— BEGIN —

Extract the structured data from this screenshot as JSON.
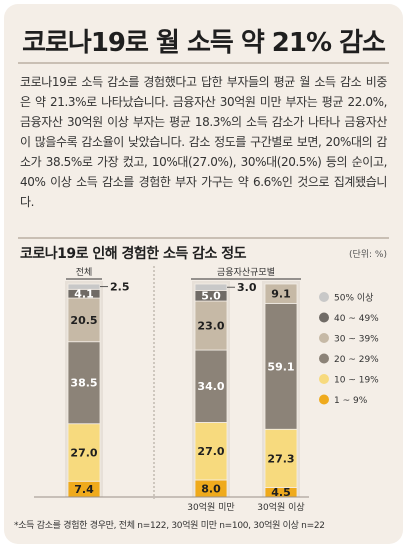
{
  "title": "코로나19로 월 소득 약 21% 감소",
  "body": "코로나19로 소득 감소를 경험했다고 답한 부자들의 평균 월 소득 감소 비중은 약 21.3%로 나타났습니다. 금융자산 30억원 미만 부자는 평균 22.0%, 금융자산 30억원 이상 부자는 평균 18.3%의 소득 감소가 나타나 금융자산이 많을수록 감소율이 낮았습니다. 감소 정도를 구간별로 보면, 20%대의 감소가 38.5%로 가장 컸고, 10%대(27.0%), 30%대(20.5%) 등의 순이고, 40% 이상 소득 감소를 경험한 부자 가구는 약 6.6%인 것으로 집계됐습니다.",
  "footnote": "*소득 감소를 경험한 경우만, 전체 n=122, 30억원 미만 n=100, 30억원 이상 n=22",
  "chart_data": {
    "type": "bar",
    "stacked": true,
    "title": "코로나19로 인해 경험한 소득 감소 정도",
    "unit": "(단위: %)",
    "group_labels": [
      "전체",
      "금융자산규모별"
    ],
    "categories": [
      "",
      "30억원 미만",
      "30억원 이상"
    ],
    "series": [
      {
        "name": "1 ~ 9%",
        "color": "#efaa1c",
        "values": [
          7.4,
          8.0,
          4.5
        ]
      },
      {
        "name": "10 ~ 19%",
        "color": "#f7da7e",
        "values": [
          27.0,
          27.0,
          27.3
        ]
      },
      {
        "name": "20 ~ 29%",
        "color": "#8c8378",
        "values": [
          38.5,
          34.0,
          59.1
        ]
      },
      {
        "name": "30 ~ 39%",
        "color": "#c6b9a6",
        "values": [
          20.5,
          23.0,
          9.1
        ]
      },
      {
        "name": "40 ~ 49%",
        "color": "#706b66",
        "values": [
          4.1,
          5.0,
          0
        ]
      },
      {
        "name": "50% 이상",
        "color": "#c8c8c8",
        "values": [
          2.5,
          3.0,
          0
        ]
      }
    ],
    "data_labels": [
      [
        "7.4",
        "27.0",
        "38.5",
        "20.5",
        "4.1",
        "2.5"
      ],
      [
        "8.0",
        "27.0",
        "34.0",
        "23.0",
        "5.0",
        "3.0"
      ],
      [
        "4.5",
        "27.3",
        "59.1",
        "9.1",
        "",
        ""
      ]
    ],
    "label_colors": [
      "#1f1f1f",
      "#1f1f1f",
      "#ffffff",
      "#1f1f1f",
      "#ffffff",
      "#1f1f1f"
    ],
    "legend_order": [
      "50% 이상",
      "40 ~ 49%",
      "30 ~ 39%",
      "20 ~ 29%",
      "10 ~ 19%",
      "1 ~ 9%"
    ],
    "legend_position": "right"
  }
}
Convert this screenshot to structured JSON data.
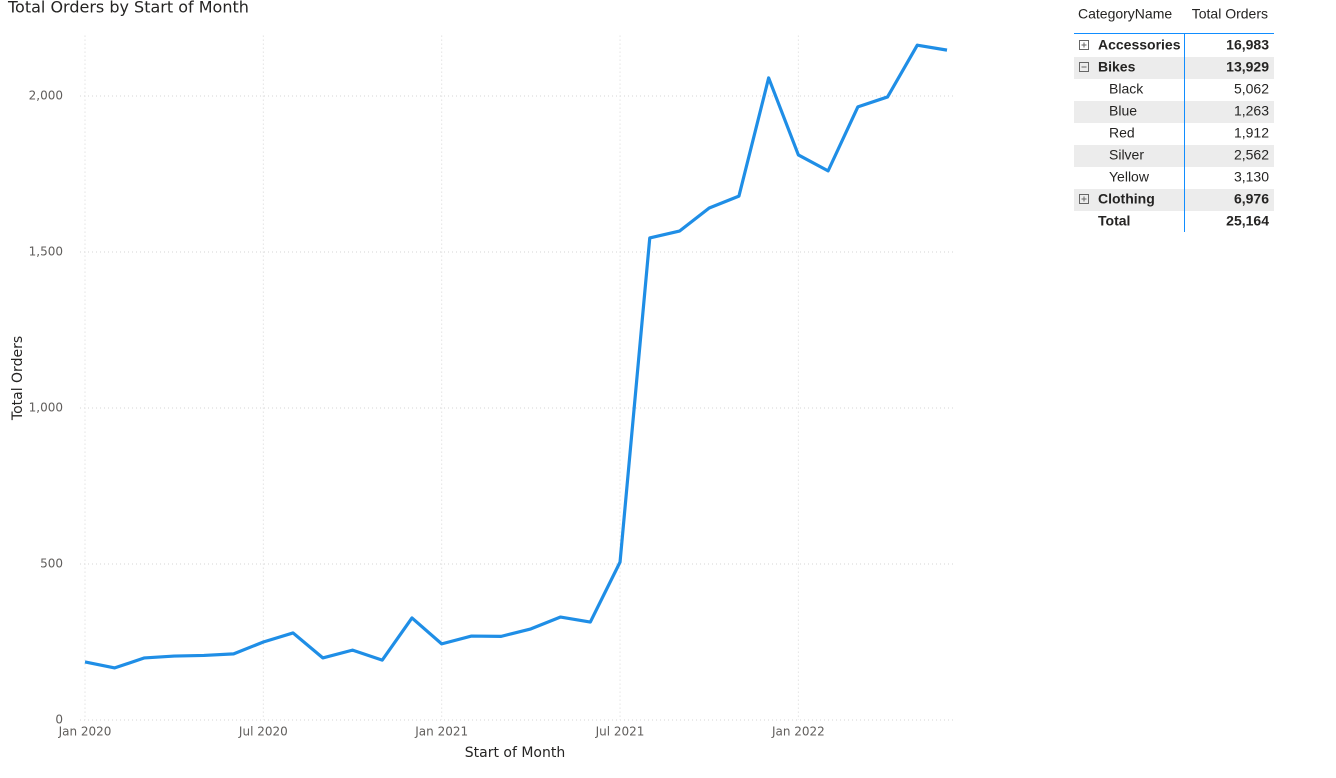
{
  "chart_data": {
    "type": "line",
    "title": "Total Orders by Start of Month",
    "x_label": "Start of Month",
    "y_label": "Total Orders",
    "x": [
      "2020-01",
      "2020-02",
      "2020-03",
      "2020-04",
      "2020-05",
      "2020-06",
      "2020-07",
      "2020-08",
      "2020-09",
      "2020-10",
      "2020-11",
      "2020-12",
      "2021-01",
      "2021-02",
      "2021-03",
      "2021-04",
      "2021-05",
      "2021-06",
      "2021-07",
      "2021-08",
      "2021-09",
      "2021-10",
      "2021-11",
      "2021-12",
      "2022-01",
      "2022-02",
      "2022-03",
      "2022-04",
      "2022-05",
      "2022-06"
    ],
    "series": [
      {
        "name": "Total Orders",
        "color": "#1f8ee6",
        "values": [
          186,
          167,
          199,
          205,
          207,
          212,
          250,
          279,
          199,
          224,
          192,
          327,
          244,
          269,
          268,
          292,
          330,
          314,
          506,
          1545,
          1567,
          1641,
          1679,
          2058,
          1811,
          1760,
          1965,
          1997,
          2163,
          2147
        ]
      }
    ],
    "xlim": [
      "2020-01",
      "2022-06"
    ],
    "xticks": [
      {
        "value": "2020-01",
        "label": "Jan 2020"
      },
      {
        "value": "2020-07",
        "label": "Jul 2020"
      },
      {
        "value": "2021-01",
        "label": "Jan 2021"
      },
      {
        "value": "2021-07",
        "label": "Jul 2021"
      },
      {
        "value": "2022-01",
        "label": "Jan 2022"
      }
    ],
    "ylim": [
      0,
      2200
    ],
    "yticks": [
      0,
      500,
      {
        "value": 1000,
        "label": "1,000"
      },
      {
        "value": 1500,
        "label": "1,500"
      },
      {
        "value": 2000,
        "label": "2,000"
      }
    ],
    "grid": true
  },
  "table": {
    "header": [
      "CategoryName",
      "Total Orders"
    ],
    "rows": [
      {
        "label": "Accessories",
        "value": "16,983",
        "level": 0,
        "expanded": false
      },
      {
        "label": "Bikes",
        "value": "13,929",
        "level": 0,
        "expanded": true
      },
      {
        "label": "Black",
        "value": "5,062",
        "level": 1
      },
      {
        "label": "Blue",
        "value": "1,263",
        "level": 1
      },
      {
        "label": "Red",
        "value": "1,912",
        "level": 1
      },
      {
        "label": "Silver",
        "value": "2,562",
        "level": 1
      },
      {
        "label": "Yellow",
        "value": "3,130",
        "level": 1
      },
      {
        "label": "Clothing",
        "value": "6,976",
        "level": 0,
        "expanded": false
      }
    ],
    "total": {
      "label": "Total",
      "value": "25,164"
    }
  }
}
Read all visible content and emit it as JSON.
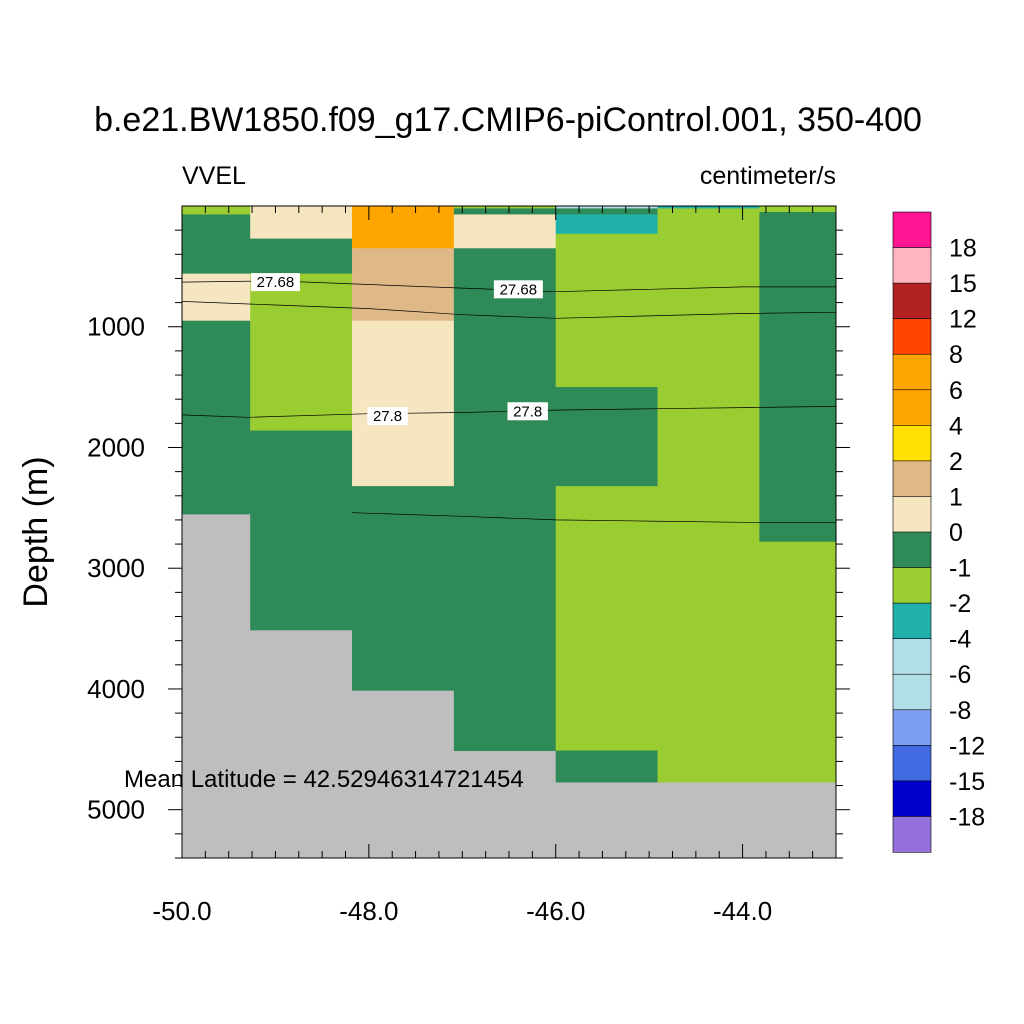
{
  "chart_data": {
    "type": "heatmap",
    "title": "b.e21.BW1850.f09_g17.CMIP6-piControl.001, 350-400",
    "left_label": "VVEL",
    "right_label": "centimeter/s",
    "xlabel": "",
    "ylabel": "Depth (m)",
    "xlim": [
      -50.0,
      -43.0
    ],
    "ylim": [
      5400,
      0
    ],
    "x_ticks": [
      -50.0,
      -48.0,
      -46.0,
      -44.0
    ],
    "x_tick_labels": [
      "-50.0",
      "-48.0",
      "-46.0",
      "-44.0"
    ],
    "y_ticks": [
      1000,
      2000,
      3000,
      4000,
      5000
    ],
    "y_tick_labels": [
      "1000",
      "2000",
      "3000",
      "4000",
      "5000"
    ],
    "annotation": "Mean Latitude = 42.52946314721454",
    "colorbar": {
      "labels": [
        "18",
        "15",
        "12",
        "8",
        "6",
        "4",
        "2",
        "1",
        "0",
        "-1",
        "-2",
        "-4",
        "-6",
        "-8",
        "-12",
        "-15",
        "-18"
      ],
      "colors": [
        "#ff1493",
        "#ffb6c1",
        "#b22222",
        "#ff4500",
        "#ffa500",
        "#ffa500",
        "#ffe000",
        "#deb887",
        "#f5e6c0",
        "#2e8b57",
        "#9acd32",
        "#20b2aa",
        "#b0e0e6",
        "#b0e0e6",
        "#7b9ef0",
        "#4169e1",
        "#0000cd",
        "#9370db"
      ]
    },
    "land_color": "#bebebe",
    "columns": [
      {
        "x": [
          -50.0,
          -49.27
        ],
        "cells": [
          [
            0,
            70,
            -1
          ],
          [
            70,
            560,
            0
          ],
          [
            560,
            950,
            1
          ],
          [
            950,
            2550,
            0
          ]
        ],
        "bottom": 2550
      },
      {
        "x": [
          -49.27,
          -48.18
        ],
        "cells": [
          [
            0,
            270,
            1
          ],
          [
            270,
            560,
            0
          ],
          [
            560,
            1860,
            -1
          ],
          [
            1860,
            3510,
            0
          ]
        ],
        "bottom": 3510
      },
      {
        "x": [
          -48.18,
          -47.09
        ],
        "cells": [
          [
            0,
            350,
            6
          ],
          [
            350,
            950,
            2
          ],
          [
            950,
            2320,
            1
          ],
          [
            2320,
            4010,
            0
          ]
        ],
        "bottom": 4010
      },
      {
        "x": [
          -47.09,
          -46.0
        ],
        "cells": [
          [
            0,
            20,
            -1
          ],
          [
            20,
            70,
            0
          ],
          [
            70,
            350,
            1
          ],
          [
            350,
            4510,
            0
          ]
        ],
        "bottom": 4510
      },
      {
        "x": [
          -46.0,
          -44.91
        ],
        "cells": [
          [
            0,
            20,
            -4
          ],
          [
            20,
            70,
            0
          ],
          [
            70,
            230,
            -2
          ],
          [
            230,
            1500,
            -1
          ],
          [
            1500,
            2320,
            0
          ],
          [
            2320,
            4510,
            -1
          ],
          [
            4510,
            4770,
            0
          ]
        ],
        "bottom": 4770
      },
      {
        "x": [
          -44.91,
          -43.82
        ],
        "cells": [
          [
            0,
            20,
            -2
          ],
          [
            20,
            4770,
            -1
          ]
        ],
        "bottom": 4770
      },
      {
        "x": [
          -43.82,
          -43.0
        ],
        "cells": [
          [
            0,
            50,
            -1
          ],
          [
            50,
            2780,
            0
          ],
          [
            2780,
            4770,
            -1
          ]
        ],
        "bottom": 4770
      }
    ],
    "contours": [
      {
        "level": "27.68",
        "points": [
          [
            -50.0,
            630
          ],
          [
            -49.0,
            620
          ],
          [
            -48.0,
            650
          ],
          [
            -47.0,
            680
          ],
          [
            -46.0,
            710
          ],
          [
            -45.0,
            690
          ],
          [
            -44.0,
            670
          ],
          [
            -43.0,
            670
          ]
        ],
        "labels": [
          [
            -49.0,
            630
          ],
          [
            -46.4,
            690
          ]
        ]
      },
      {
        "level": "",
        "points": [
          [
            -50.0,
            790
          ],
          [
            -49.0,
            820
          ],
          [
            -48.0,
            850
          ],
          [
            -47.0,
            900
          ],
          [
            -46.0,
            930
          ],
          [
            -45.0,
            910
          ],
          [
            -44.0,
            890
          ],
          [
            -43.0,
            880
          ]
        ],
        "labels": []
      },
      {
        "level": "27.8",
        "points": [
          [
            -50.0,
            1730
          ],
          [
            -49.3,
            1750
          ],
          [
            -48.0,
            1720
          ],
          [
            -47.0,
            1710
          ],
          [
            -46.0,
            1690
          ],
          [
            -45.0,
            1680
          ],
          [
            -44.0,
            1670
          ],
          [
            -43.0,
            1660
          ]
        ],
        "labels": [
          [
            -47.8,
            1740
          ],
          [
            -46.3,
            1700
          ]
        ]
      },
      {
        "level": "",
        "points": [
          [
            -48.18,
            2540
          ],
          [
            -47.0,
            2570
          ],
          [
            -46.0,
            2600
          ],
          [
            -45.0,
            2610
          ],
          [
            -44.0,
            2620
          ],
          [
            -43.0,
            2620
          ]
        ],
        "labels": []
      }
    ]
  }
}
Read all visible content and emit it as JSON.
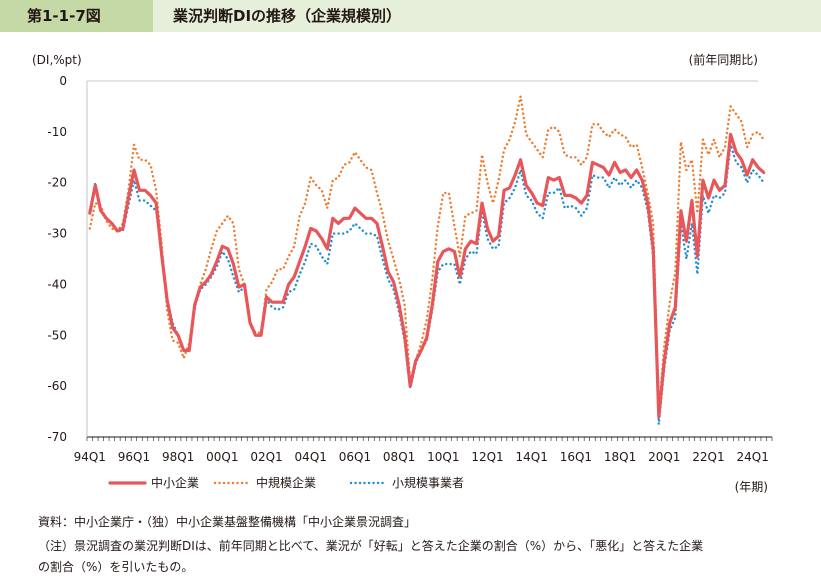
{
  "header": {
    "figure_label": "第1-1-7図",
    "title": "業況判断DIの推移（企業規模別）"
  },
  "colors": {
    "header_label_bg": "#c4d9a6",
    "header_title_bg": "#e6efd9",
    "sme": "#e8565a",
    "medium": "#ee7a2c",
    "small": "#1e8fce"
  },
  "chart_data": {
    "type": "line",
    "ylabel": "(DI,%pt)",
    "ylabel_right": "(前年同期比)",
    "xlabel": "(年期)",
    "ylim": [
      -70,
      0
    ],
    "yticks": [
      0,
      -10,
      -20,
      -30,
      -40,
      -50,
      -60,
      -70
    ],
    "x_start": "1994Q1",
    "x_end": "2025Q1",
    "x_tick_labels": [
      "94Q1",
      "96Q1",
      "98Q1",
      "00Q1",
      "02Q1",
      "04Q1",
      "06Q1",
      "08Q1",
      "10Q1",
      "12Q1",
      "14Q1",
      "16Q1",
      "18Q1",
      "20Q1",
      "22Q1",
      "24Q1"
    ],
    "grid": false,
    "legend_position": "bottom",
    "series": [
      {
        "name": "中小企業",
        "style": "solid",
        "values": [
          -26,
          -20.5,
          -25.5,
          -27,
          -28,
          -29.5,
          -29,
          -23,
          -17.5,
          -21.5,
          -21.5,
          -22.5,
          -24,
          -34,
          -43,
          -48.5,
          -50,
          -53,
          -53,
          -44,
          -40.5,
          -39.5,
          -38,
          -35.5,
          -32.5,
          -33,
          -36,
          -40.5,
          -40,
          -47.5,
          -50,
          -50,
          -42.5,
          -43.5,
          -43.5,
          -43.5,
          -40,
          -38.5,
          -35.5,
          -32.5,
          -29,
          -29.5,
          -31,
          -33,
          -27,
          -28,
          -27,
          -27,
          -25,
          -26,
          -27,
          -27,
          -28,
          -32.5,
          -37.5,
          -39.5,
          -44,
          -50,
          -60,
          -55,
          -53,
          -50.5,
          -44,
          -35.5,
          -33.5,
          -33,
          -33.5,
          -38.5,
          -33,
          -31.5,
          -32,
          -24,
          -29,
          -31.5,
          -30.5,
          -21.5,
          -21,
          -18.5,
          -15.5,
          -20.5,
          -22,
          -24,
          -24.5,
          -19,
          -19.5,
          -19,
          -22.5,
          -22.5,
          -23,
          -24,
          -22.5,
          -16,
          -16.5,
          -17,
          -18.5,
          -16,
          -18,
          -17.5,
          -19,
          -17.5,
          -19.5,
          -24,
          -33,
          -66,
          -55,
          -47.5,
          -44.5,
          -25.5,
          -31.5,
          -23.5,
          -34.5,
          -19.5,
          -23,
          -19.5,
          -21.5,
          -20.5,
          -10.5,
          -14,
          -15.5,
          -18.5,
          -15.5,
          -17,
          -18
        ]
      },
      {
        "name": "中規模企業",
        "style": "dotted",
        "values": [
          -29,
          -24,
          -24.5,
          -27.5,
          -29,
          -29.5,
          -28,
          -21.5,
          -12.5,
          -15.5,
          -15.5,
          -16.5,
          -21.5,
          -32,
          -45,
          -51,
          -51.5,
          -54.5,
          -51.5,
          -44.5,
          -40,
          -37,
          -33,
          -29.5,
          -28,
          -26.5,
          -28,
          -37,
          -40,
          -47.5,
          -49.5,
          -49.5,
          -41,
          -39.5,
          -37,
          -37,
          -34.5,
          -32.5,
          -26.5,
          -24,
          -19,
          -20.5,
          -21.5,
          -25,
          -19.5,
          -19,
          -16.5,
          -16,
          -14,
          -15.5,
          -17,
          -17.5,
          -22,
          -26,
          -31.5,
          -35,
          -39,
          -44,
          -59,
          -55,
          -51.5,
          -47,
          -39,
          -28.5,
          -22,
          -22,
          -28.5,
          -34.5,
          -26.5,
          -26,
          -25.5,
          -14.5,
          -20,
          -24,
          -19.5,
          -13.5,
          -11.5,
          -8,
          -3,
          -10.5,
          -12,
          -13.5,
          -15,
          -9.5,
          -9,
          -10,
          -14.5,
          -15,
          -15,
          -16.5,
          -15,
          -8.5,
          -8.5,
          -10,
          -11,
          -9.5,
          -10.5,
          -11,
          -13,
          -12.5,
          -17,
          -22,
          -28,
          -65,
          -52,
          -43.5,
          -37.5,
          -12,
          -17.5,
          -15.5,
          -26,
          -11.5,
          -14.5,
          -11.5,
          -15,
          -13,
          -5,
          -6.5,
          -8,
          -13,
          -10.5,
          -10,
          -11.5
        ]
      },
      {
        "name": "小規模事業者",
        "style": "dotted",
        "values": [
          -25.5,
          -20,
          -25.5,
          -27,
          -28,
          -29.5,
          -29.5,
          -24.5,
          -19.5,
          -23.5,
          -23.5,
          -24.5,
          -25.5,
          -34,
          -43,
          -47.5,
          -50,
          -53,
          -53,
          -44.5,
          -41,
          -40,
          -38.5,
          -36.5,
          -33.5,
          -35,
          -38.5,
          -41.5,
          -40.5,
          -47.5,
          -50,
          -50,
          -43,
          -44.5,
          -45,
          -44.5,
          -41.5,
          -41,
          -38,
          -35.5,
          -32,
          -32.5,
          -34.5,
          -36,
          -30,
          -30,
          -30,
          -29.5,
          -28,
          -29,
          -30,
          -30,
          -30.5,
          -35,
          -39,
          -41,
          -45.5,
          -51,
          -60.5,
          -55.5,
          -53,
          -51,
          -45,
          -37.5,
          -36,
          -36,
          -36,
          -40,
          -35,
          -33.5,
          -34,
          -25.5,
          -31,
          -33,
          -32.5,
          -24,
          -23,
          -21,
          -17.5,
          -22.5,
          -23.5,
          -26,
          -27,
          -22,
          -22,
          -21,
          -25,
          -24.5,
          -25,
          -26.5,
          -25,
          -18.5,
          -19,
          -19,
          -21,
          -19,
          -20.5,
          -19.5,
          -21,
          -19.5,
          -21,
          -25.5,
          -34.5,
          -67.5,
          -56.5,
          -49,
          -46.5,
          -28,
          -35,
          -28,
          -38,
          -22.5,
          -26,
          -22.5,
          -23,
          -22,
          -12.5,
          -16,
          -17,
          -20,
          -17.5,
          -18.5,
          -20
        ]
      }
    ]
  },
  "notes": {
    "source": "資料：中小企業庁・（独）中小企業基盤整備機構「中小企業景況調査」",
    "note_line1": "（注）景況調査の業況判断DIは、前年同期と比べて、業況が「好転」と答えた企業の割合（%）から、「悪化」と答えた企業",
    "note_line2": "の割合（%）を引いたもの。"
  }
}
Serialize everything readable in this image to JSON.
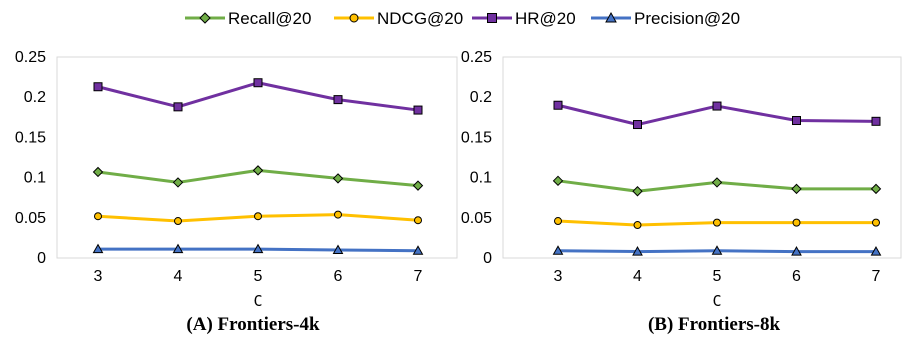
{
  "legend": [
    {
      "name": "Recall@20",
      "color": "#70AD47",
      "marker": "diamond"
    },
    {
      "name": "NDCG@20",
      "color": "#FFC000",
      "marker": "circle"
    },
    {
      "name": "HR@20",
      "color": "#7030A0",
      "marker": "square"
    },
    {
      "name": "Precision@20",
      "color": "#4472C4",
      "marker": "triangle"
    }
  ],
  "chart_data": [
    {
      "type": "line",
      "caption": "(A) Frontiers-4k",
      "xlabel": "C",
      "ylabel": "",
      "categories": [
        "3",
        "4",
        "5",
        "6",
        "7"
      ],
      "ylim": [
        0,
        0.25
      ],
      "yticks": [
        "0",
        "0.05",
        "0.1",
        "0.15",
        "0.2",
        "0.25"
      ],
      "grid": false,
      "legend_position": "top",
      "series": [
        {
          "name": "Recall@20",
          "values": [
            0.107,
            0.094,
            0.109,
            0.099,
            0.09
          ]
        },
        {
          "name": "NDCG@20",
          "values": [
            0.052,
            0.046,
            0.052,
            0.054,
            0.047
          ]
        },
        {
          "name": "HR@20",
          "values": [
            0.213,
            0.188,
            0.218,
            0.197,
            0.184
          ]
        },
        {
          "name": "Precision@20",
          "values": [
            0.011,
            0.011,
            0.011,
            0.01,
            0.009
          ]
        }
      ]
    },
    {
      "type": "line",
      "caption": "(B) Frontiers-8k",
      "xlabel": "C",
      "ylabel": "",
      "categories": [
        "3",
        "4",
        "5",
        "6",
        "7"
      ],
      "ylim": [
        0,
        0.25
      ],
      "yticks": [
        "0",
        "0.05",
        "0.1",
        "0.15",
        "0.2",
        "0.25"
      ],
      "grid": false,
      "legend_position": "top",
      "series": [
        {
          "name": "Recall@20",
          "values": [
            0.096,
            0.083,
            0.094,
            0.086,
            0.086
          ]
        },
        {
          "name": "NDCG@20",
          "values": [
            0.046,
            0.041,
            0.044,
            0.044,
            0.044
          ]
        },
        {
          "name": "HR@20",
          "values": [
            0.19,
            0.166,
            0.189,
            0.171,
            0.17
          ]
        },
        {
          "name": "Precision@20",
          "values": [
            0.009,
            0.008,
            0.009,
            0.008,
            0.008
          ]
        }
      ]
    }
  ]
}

— END —

Work required: List all lines in the material containing the string "structured".

Correct result:
Extract the structured data from this screenshot as JSON.
Convert this screenshot to structured JSON data.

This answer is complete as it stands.